══ Input for this task

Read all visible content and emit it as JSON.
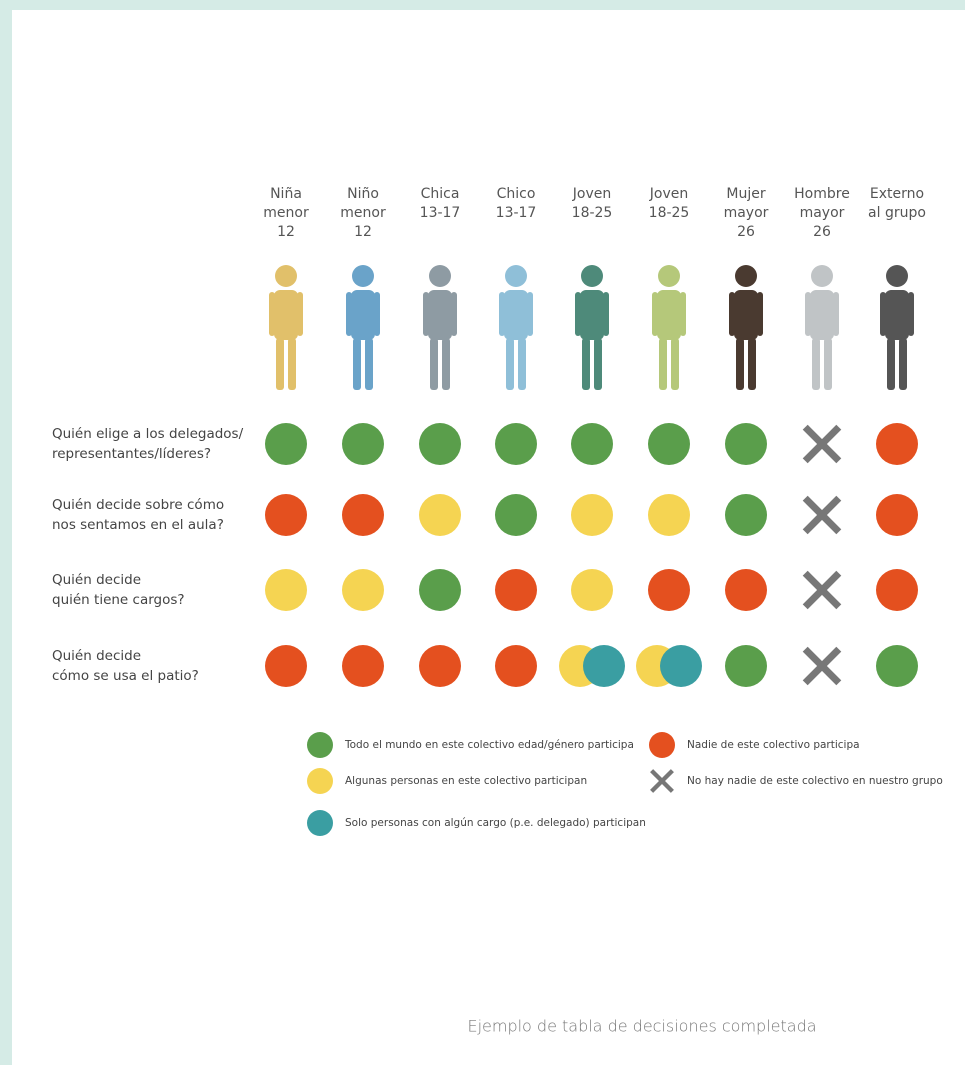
{
  "columns": [
    [
      "Niña",
      "menor",
      "12"
    ],
    [
      "Niño",
      "menor",
      "12"
    ],
    [
      "Chica",
      "13-17"
    ],
    [
      "Chico",
      "13-17"
    ],
    [
      "Joven",
      "18-25"
    ],
    [
      "Joven",
      "18-25"
    ],
    [
      "Mujer",
      "mayor",
      "26"
    ],
    [
      "Hombre",
      "mayor",
      "26"
    ],
    [
      "Externo",
      "al grupo"
    ]
  ],
  "rows": [
    {
      "question": [
        "Quién elige a los delegados/",
        "representantes/líderes?"
      ],
      "cells": [
        [
          0
        ],
        [
          0
        ],
        [
          0
        ],
        [
          0
        ],
        [
          0
        ],
        [
          0
        ],
        [
          0
        ],
        [
          3
        ],
        [
          1
        ]
      ]
    },
    {
      "question": [
        "Quién decide sobre cómo",
        "nos sentamos en el aula?"
      ],
      "cells": [
        [
          1
        ],
        [
          1
        ],
        [
          2
        ],
        [
          0
        ],
        [
          2
        ],
        [
          2
        ],
        [
          0
        ],
        [
          3
        ],
        [
          1
        ]
      ]
    },
    {
      "question": [
        "Quién decide",
        "quién tiene cargos?"
      ],
      "cells": [
        [
          2
        ],
        [
          2
        ],
        [
          0
        ],
        [
          1
        ],
        [
          2
        ],
        [
          1
        ],
        [
          1
        ],
        [
          3
        ],
        [
          1
        ]
      ]
    },
    {
      "question": [
        "Quién decide",
        "cómo se usa el patio?"
      ],
      "cells": [
        [
          1
        ],
        [
          1
        ],
        [
          1
        ],
        [
          1
        ],
        [
          2,
          4
        ],
        [
          2,
          4
        ],
        [
          0
        ],
        [
          3
        ],
        [
          0
        ]
      ]
    }
  ],
  "legend": [
    {
      "label": "Todo el mundo en este colectivo edad/género participa",
      "color": "#5a9e4b",
      "shape": "circle"
    },
    {
      "label": "Nadie de este colectivo participa",
      "color": "#e4501f",
      "shape": "circle"
    },
    {
      "label": "Algunas personas en este colectivo participan",
      "color": "#f5d452",
      "shape": "circle"
    },
    {
      "label": "No hay nadie de este colectivo en nuestro grupo",
      "color": "#777777",
      "shape": "cross"
    },
    {
      "label": "Solo personas con algún cargo (p.e. delegado) participan",
      "color": "#3a9ea2",
      "shape": "circle"
    }
  ],
  "caption": "Ejemplo de tabla de decisiones completada"
}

════

| Problem description |
What comes back should match the records exactly, minus any pictures.

| Right answer |
Read all visible content and emit it as JSON.
{
  "columns": [
    [
      "Niña",
      "menor",
      "12"
    ],
    [
      "Niño",
      "menor",
      "12"
    ],
    [
      "Chica",
      "13-17"
    ],
    [
      "Chico",
      "13-17"
    ],
    [
      "Joven",
      "18-25"
    ],
    [
      "Joven",
      "18-25"
    ],
    [
      "Mujer",
      "mayor",
      "26"
    ],
    [
      "Hombre",
      "mayor",
      "26"
    ],
    [
      "Externo",
      "al grupo"
    ]
  ],
  "rows": [
    {
      "question": [
        "Quién elige a los delegados/",
        "representantes/líderes?"
      ],
      "cells": [
        [
          0
        ],
        [
          0
        ],
        [
          0
        ],
        [
          0
        ],
        [
          0
        ],
        [
          0
        ],
        [
          0
        ],
        [
          3
        ],
        [
          1
        ]
      ]
    },
    {
      "question": [
        "Quién decide sobre cómo",
        "nos sentamos en el aula?"
      ],
      "cells": [
        [
          1
        ],
        [
          1
        ],
        [
          2
        ],
        [
          0
        ],
        [
          2
        ],
        [
          2
        ],
        [
          0
        ],
        [
          3
        ],
        [
          1
        ]
      ]
    },
    {
      "question": [
        "Quién decide",
        "quién tiene cargos?"
      ],
      "cells": [
        [
          2
        ],
        [
          2
        ],
        [
          0
        ],
        [
          1
        ],
        [
          2
        ],
        [
          1
        ],
        [
          1
        ],
        [
          3
        ],
        [
          1
        ]
      ]
    },
    {
      "question": [
        "Quién decide",
        "cómo se usa el patio?"
      ],
      "cells": [
        [
          1
        ],
        [
          1
        ],
        [
          1
        ],
        [
          1
        ],
        [
          2,
          4
        ],
        [
          2,
          4
        ],
        [
          0
        ],
        [
          3
        ],
        [
          0
        ]
      ]
    }
  ],
  "legend": [
    {
      "label": "Todo el mundo en este colectivo edad/género participa",
      "color": "#5a9e4b",
      "shape": "circle"
    },
    {
      "label": "Nadie de este colectivo participa",
      "color": "#e4501f",
      "shape": "circle"
    },
    {
      "label": "Algunas personas en este colectivo participan",
      "color": "#f5d452",
      "shape": "circle"
    },
    {
      "label": "No hay nadie de este colectivo en nuestro grupo",
      "color": "#777777",
      "shape": "cross"
    },
    {
      "label": "Solo personas con algún cargo (p.e. delegado) participan",
      "color": "#3a9ea2",
      "shape": "circle"
    }
  ],
  "caption": "Ejemplo de tabla de decisiones completada"
}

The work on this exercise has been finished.